#### SUPPLIED TEXT

Deep learning, as a subset of machine learning, has been growing rapidly in recent years in areas such as image processing, speech recognition, and natural language processing [21,22]. Deep learning learns and makes predictions from complex datasets by training deep neural networks (DNNs), which are artificial neural network (ANN) structures with multiple hidden layers. DNNs are able to learn abstract feature representations by combining multiple nonlinear mapping functions, especially complex nonlinear relationships [23,24]. In recent years, deep learning methods have been developing rapidly in the field of geophysics, with applications in almost all stages of seismic processing and interpretation [25], including denoising [10], velocity model building [26], first break picking [27], interpolation [28], inversion [29,30] and fault identification [31].
Removal of random noise using deep neural networks is usually trained based on large training sets where the inputs are contaminated data and the corresponding outputs are the clean data, which is referred to as supervised learning. The superior performance of DNNs relies on the extent to which the training set consisting of noisy–clean data pairs agrees with the distribution of the field data [32]. To address this problem, many researchers have proposed unsupervised and self-supervised denoising approaches that only require the contaminated data [33]. For example, Qiu et al. [34] selected favorable network architectures based on the impedance difference of noise and seismic data as a prior model for seismic data denoising and designed a stopping criterion to automatically acquire potentially clean seismic data. Xu et al. [35] proposed a self-supervised method that combines the capacity of a deep denoiser and the generalization abilities of hand-crafted regularization for seismic data random noise attenuation. At the same time, all supervised, unsupervised/self-supervised methods have also made a lot of progress in coherent noise removal [10,36]. Yuan et al. [37] developed a generative adversarial network (GAN) training by data pairs with and without ground roll to attenuate the ground roll in seismic data. Wang et al. [38] proposed a self-supervised deep neural network method based on a hybrid loss function including localized wavefield characteristics to remove multiple waves. Li et al. [39] applied an adaptive subtraction method based on U-Net to represent the complex nonlinear relationship between real and modeled multiples. Liu et al. [40] developed a convolutional neural network (CNN)-based matching algorithm to attenuate surface-related multiples.
For field OBN data, the clean Z-component data are unavailable, therefore the application of supervised learning is limited. Wang et al. [20] combined synthetic data with field data to construct a training set to reduce the discrepancy with field data. It trained the network as a shear wave noise extractor and then was applied to the field Z-component data. In this work, we explore a self-supervised learning approach for shear wave noise adaptive subtraction in OBN data inspired by the methods of multiple wave removal [39,40]. To the best of our knowledge, this study first applies a self-supervised learning approach to shear wave noise suppression. Specifically, we conduct adaptive subtraction using a deep learning method. The horizontal component of OBN data are the noise model that is fed into the constructed DNN, and the output of the neural network is the actual leaked shear wave in the Z-component recordings. The method does not require clean data and is a self-supervised learning approach. We perform numerical experiments on synthetic datasets, and quantitative and qualitative analyses verify the feasibility and effectiveness of the method. In addition, the experimental results of applying the proposed method to field data show that the method effectively removes the noise without damaging the valid signals.

########
#### DATA EXCERPTS

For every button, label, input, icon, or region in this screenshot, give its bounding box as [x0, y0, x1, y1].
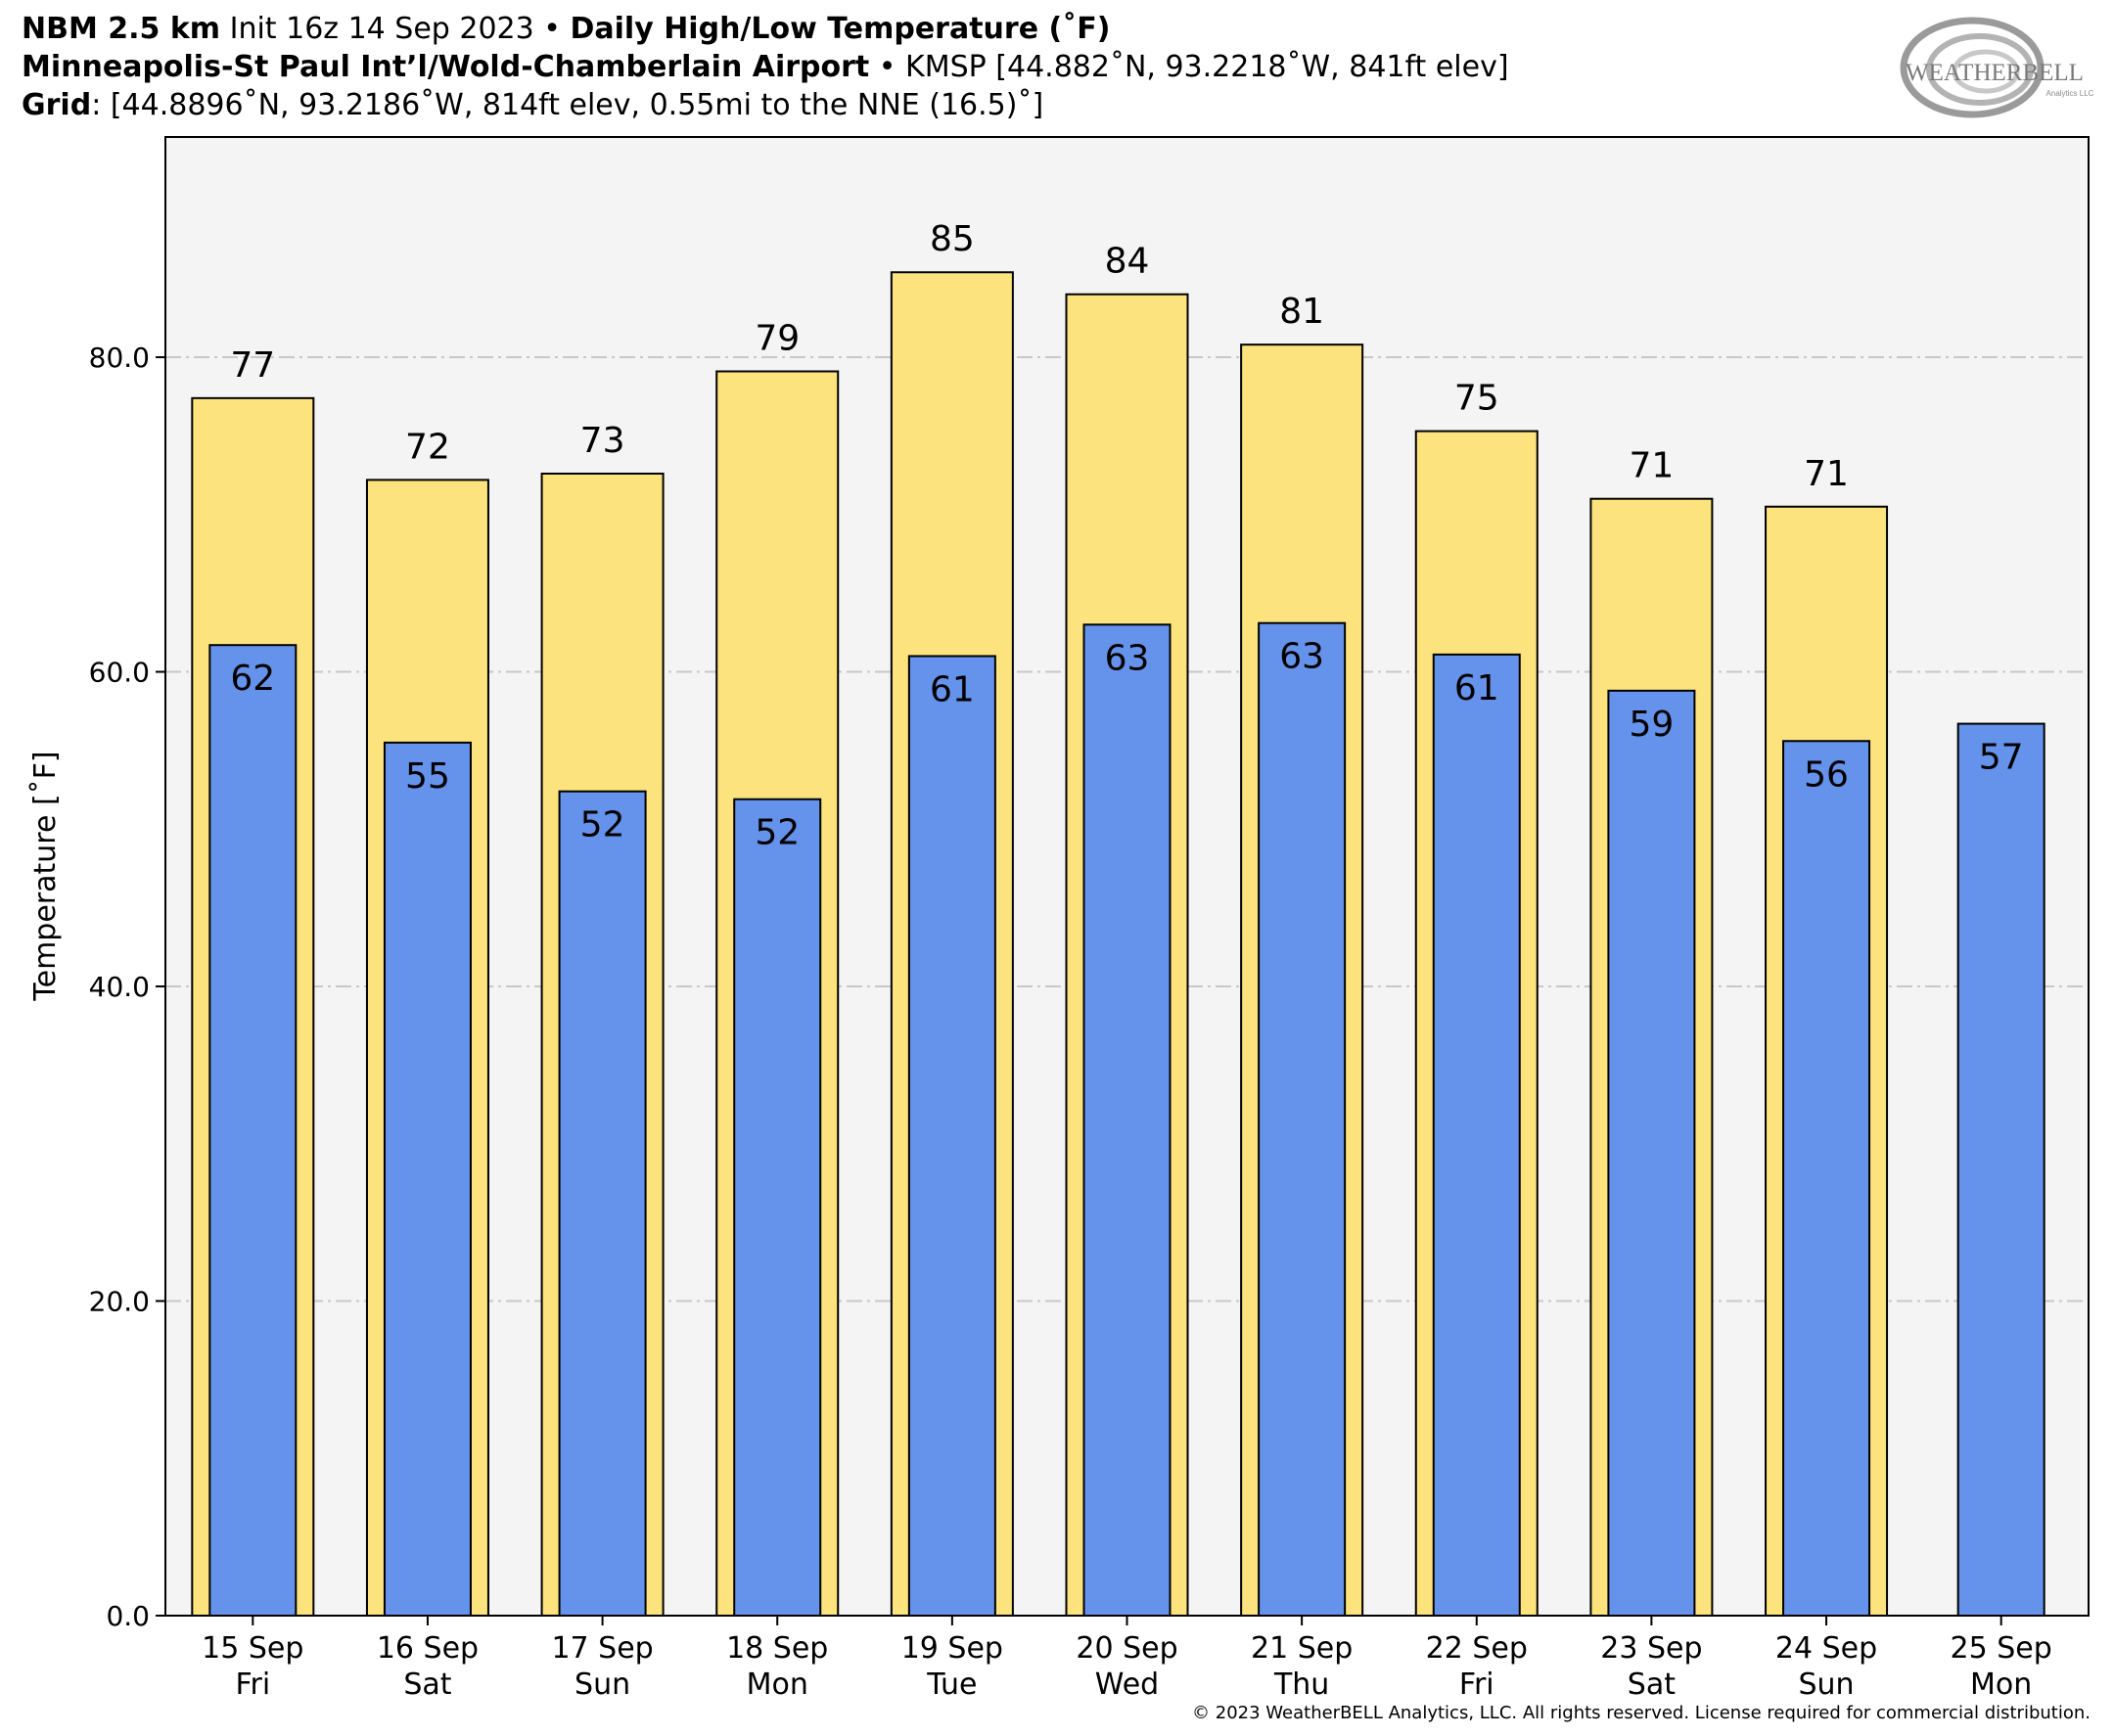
header-line-2: Minneapolis-St Paul Int’l/Wold-Chamberla… [22, 50, 1509, 85]
low-bar [1258, 621, 1347, 1617]
low-value-label: 52 [580, 805, 625, 845]
high-value-label: 81 [1279, 292, 1324, 332]
low-value-label: 61 [1454, 668, 1499, 708]
x-tick-day: Sun [1799, 1667, 1855, 1702]
high-value-label: 85 [930, 219, 975, 259]
low-value-label: 59 [1630, 705, 1675, 745]
plot-frame [164, 136, 2090, 1617]
high-value-label: 71 [1804, 454, 1849, 494]
y-axis-label: Temperature [˚F] [28, 751, 63, 1001]
x-tick-date: 19 Sep [901, 1631, 1003, 1666]
low-bar [1956, 722, 2045, 1617]
x-tick-date: 18 Sep [726, 1631, 828, 1666]
logo-subtext: Analytics LLC [2046, 89, 2094, 98]
y-tick-label: 20.0 [89, 1286, 150, 1318]
x-tick-date: 21 Sep [1251, 1631, 1353, 1666]
x-tick-day: Fri [235, 1667, 270, 1702]
x-tick-day: Mon [1970, 1667, 2032, 1702]
high-value-label: 73 [580, 421, 625, 461]
high-value-label: 72 [405, 427, 450, 467]
low-value-label: 62 [230, 659, 275, 699]
y-tick-label: 40.0 [89, 971, 150, 1003]
bars [191, 271, 2045, 1618]
low-value-label: 56 [1804, 754, 1849, 795]
low-bar [1782, 740, 1871, 1617]
station-name: Minneapolis-St Paul Int’l/Wold-Chamberla… [22, 50, 870, 84]
low-bar [1607, 689, 1696, 1617]
x-tick-date: 20 Sep [1076, 1631, 1177, 1666]
high-value-label: 75 [1454, 379, 1499, 419]
low-value-label: 52 [755, 813, 800, 853]
x-tick-day: Tue [926, 1667, 977, 1702]
x-tick-day: Thu [1273, 1667, 1329, 1702]
x-tick-date: 25 Sep [1951, 1631, 2052, 1666]
high-value-label: 79 [755, 319, 800, 359]
low-bar [1432, 653, 1521, 1617]
y-tick-label: 60.0 [89, 657, 150, 689]
x-tick-date: 24 Sep [1775, 1631, 1877, 1666]
station-info: KMSP [44.882˚N, 93.2218˚W, 841ft elev] [905, 50, 1509, 84]
grid-info: : [44.8896˚N, 93.2186˚W, 814ft elev, 0.5… [91, 88, 1044, 122]
high-value-label: 77 [230, 345, 275, 386]
low-bar [558, 790, 647, 1617]
weatherbell-logo: WEATHERBELL Analytics LLC [1900, 17, 2094, 118]
header-line-1: NBM 2.5 km Init 16z 14 Sep 2023 • Daily … [22, 12, 1110, 47]
logo-text: WEATHERBELL [1906, 60, 2084, 86]
x-tick-date: 17 Sep [551, 1631, 653, 1666]
x-tick-day: Wed [1095, 1667, 1159, 1702]
grid-label: Grid [22, 88, 92, 122]
low-value-label: 57 [1979, 738, 2024, 778]
x-tick-day: Sun [574, 1667, 630, 1702]
low-bar [383, 741, 472, 1617]
x-tick-date: 22 Sep [1426, 1631, 1528, 1666]
copyright-notice: © 2023 WeatherBELL Analytics, LLC. All r… [1192, 1703, 2091, 1723]
x-tick-day: Sat [403, 1667, 451, 1702]
low-bar [1082, 623, 1172, 1617]
x-tick-date: 15 Sep [202, 1631, 303, 1666]
x-tick-day: Fri [1459, 1667, 1494, 1702]
low-value-label: 61 [930, 669, 975, 709]
x-tick-date: 16 Sep [377, 1631, 479, 1666]
separator: • [869, 50, 906, 84]
x-tick-date: 23 Sep [1600, 1631, 1702, 1666]
header-line-3: Grid: [44.8896˚N, 93.2186˚W, 814ft elev,… [22, 88, 1043, 123]
y-tick-label: 80.0 [89, 342, 150, 374]
separator: • [533, 12, 571, 46]
init-time: Init 16z 14 Sep 2023 [220, 12, 534, 46]
low-bar [907, 655, 996, 1617]
low-value-label: 55 [405, 756, 450, 797]
low-value-label: 63 [1279, 637, 1324, 677]
high-value-label: 84 [1105, 242, 1150, 282]
product-title: Daily High/Low Temperature (˚F) [570, 12, 1111, 46]
x-tick-day: Mon [747, 1667, 808, 1702]
value-labels: 77 62 72 55 73 52 79 52 85 61 84 63 81 63 75 61 71 59 71 56… [230, 219, 2023, 852]
high-value-label: 71 [1630, 446, 1675, 486]
low-value-label: 63 [1105, 638, 1150, 678]
y-tick-label: 0.0 [106, 1600, 150, 1632]
model-name: NBM 2.5 km [22, 12, 221, 46]
low-bar [733, 798, 822, 1617]
x-tick-day: Sat [1628, 1667, 1676, 1702]
low-bar [208, 644, 298, 1617]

########

- GIVEN INSTRUCTION 1
According to the seismic denoising text, which stages of seismic processing and interpretation has deep learning been applied to? List each stage named.
- GIVEN INSTRUCTION 2
In one to three sentences, explain why the seismic denoising text says supervised learning is of limited use for field OBN data.
- GIVEN INSTRUCTION 3
Continue the seismic denoising text past its last sentence.
You can complete this work without the listing.

- TASK OUTPUT 1
- Denoising
- Velocity model building
- First break picking
- Interpolation
- Inversion
- Fault identification

- TASK OUTPUT 2
Supervised denoising is trained on pairs in which the input is contaminated data and the output is the clean data. For field OBN data, clean Z-component data are unavailable, so such pairs cannot be formed.

- TASK OUTPUT 3
The subsequent sections of this paper are organized as follows. In Section 2, we give detail of the proposed self-supervised shear wave noise adaptive subtraction method. In Section 3, we demonstrate synthetic and real data examples to verify its effectiveness. Then, we present the discussion in Section 4 and a summary in Section 5.

2. Methodology

2.1. The Framework of Self-Supervised Shear Wave Noise Adaptive Subtraction

In OBN acquisition, the data recorded by vertical component (Z-component) geophone consist of pressure wave (P-wave), unwanted shear wave (S-wave) and other possible noises such as environmental noise and backscattering noise [19]. Assuming a 2-D Z-component profile Z R n t × n s in CRG, the seismic data can be expressed as
Z = Z P + Z S + N ,
where n t and n s indicate the number of time samples and shot indexes, and Z denotes the fully recorded seismic data. The matrix Z P is the recorded P-wave data that are considered as valid signals. Z S represents the S-wave noise and N for other noises. Z P , Z S and N are all with the same dimension as Z . Other noises in the Z-component geophone record are not taken into account in this paper, then Equation (1) is simplified as
Z = Z P + Z S .
The traditional adaptive subtraction approach estimates a matching filter in every 2D data window [39], and its mathematical model can be expressed as follows:
z P = z S w ,
where the vector z p and z with dimension n t n s × 1 denote the estimated P-wave data and the fully recorded seismic data in a single 2-D data window, respectively. S R n t n s × p q is a convolutional matrix constructed via the S-wave noise model. w R p q × 1 denotes a matching filter and also represents the degree of shear wave leakage, where the p and q denote the temporal and spatial length of the filter, respectively. Due to the nonstationarity of the seismic data, the leakage weighting is varying in both time and space. The traditional method estimates w by minimizing the objective function in Equation (4)
f ( w ) = z S w 2 2 .
This least-squares problem is usually solved using the conjugate gradient least-squares (CGLS) solver and the iterative reweighted least-squares (IRLS) method [19], considered as the linear regression problem. In this way, the data information of different windows cannot be utilized at the same time, and the denoising effect is related to the window size, the step size, the number of iterations and other factors. Moreover, there is a more complex characteristic for the actual data. In this paper, DNN is used to realize adaptive subtraction. The nonlinear mapping between the noise model and the noisy data is fitted by designing a proper neural network structure and loss function. The fact that the DNN’s training task of minimizing the loss function is similar to the minimization of the objective function in the conventional approach. As a result, the network is able to predict the actual shear wave noise in the Z-component data. In addition, the method performs directly on a profile of data, fully utilizing the time and space information for signal preservation and better denoising.
To introduce the mathematical model of the proposed method, we define f ( ; Θ ) as the output of a neural network with weights Θ on input •. Figure 1 shows the workflow of the proposed method, and the structure of the deep neural network is presented in Section 2.2. Since the shear wave noise in the Z-component data is related to the two horizontal components (X- and Y-component), we take the X- and Y-component as noise models in two successive steps to remove the noise related to the X-component (denoted by Z SX ) and the noise related to the Y-component (denoted by Z SY ), respectively.
First, the X-component data ( X ) are input into the neural network as a noise model with the following loss function (seen in Equation (5)).
L 1 ( Θ 1 ) = Z f ( X ; Θ 1 ) 2 2 .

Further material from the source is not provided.